━━━━━ Provided data ━━━━━

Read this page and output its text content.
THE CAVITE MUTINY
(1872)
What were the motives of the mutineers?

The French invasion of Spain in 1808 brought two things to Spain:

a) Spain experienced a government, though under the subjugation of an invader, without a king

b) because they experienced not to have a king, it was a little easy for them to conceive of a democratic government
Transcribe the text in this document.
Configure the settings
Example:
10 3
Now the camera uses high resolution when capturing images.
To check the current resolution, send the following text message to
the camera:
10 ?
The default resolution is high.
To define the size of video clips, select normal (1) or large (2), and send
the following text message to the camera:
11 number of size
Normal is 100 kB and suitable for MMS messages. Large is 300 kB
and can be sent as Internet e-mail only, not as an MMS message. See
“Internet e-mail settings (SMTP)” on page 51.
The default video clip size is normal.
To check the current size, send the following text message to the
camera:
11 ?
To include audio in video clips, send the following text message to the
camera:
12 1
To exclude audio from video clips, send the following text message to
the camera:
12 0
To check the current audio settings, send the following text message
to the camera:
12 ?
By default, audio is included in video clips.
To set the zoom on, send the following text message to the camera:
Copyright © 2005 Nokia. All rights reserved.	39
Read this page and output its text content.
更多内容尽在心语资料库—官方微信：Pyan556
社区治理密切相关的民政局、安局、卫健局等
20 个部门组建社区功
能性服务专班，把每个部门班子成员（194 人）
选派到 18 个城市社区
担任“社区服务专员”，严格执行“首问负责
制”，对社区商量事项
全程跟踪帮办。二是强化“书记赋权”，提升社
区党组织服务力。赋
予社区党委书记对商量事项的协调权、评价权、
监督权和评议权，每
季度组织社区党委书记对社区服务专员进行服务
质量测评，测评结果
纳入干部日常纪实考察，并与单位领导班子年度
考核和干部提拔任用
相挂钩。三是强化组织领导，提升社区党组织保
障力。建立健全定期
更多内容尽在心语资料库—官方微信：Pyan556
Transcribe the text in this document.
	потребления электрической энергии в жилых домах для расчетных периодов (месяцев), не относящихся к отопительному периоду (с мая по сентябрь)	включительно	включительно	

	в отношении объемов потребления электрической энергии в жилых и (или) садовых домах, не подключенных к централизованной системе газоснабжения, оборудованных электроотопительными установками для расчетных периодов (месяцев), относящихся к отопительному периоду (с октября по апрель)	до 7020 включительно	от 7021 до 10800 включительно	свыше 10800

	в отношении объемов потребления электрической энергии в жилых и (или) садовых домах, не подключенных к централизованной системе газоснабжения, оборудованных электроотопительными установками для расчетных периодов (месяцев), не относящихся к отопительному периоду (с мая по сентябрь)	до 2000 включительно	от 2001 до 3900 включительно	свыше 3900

━━━━━

• _Aim of the task_
Provide all the records again, word for word.

• _Result of this task_
Read this page and output its text content.
THE CAVITE MUTINY
(1872)
What were the motives of the mutineers?

The French invasion of Spain in 1808 brought two things to Spain:

a) Spain experienced a government, though under the subjugation of an invader, without a king

b) because they experienced not to have a king, it was a little easy for them to conceive of a democratic government
Transcribe the text in this document.
Configure the settings
Example:
10 3
Now the camera uses high resolution when capturing images.
To check the current resolution, send the following text message to
the camera:
10 ?
The default resolution is high.
To define the size of video clips, select normal (1) or large (2), and send
the following text message to the camera:
11 number of size
Normal is 100 kB and suitable for MMS messages. Large is 300 kB
and can be sent as Internet e-mail only, not as an MMS message. See
“Internet e-mail settings (SMTP)” on page 51.
The default video clip size is normal.
To check the current size, send the following text message to the
camera:
11 ?
To include audio in video clips, send the following text message to the
camera:
12 1
To exclude audio from video clips, send the following text message to
the camera:
12 0
To check the current audio settings, send the following text message
to the camera:
12 ?
By default, audio is included in video clips.
To set the zoom on, send the following text message to the camera:
Copyright © 2005 Nokia. All rights reserved.	39
Read this page and output its text content.
更多内容尽在心语资料库—官方微信：Pyan556
社区治理密切相关的民政局、安局、卫健局等
20 个部门组建社区功
能性服务专班，把每个部门班子成员（194 人）
选派到 18 个城市社区
担任“社区服务专员”，严格执行“首问负责
制”，对社区商量事项
全程跟踪帮办。二是强化“书记赋权”，提升社
区党组织服务力。赋
予社区党委书记对商量事项的协调权、评价权、
监督权和评议权，每
季度组织社区党委书记对社区服务专员进行服务
质量测评，测评结果
纳入干部日常纪实考察，并与单位领导班子年度
考核和干部提拔任用
相挂钩。三是强化组织领导，提升社区党组织保
障力。建立健全定期
更多内容尽在心语资料库—官方微信：Pyan556
Transcribe the text in this document.
	потребления электрической энергии в жилых домах для расчетных периодов (месяцев), не относящихся к отопительному периоду (с мая по сентябрь)	включительно	включительно	

	в отношении объемов потребления электрической энергии в жилых и (или) садовых домах, не подключенных к централизованной системе газоснабжения, оборудованных электроотопительными установками для расчетных периодов (месяцев), относящихся к отопительному периоду (с октября по апрель)	до 7020 включительно	от 7021 до 10800 включительно	свыше 10800

	в отношении объемов потребления электрической энергии в жилых и (или) садовых домах, не подключенных к централизованной системе газоснабжения, оборудованных электроотопительными установками для расчетных периодов (месяцев), не относящихся к отопительному периоду (с мая по сентябрь)	до 2000 включительно	от 2001 до 3900 включительно	свыше 3900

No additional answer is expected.